— TASK DESCRIPTION —
According to the comment thread on John Howard, which bid of Howard's was rejected?

Chek Ling 16 August, 2011 21:00
Howard preyed on the intrinsic human propensity to feel threatened by "others" who look alien and unattractive on first sight. It was a calculated rejig of the "yellow peril" that was used to persecute the Chinese in 19th century terra nullius. In effect, Howard's personal success left a depraved legacy for us all. Too many of us seem to engage in barracking for the two political parties to show which has the upper hand at keeping the boat people out, as if it is a spectator sport. And it goes wider. We are always looking for scape goats:terrorists among the boat people one day, lawless ethnic youth gangs another day, and no doubt some other powerless minority tomorrow. Public life went down the slippery slope with that Howard campaign.
Peter Fielding 21 August, 2011 22:43
After 10 years of trying to strike anti-racial fear into the heart of Australians, it's hard to beleive Howard was suprised his bid for ICC Vice-Presidency would be rejected. I still can't beleive it took so long for Australian voters to do the same!
Stephen 20 May, 2012 19:13
John Howard was right. We should accept migrants irrespective of race and creed, but only migrants who come using official channels (as the vast majority do).
Anna 3 June, 2012 11:42
What I think of his speech? Beware of flying pigs and stop shovelling already. The likelihood of getting invaded by refugees is about the same as having little green men coming down to Earth in a round spaceship.
Helen 26 June, 2012 11:25
Yes well for me I think his speech was great. We should be able to choose who comes here. When broadcasting comments about the boat people fleeing from there country why make out we all care because theres a lot of Aussies true ones born and bred who could care less. The Aussie born and bred is discriminated against with housing, education, health and the list goes on. The labor govt which does'nt even deserve a capital letter have let this go on for too long and Aussie's are suffering we are discriminated against. I don't even acknowledge these creeps existence and never will. So stick that up your jumper any do-gooders out there take them into your homes and support them.
Alter Native 13 June, 2013 17:40
Helen your comments are explicitly ignorant. You ought to be grateful for the opportunities you have here in Australia and be willing to share those opportunities with less fortunate others. What makes you believe that you are more superior and more deserving than fellow human beings? Is it just dumb luck because you happened to be born here? I wonder how you would feel if the situation were reversed and you were a refugee.

— INFORMATION GIVEN —
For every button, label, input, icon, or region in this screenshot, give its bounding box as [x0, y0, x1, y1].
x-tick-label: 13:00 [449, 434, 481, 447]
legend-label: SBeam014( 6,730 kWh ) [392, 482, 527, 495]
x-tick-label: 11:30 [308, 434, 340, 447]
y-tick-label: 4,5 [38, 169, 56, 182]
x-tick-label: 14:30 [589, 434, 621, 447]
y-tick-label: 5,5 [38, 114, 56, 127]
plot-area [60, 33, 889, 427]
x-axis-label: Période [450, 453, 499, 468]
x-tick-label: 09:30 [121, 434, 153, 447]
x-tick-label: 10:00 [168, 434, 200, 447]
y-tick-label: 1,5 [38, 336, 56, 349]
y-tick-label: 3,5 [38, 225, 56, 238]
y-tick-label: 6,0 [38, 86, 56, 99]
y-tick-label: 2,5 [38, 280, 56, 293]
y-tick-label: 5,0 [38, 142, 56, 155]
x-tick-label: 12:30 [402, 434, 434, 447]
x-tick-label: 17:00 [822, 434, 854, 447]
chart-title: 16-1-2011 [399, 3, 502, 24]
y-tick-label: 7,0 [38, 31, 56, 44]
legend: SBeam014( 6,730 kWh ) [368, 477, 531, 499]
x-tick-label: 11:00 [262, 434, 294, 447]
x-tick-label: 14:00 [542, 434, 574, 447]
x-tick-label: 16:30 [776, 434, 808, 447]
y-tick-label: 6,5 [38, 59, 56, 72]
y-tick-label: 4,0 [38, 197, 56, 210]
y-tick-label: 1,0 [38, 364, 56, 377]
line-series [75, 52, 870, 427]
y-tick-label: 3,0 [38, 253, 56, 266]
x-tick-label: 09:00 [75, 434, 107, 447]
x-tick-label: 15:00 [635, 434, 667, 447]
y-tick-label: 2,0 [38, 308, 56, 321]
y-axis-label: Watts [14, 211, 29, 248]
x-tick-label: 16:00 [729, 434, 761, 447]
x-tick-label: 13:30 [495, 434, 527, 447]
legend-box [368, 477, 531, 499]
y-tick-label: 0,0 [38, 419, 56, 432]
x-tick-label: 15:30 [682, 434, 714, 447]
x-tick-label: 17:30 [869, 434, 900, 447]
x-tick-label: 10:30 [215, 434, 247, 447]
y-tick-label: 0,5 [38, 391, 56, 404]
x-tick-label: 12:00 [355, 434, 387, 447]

— OUTPUT FOR THIS TASK —
His bid for the ICC Vice-Presidency.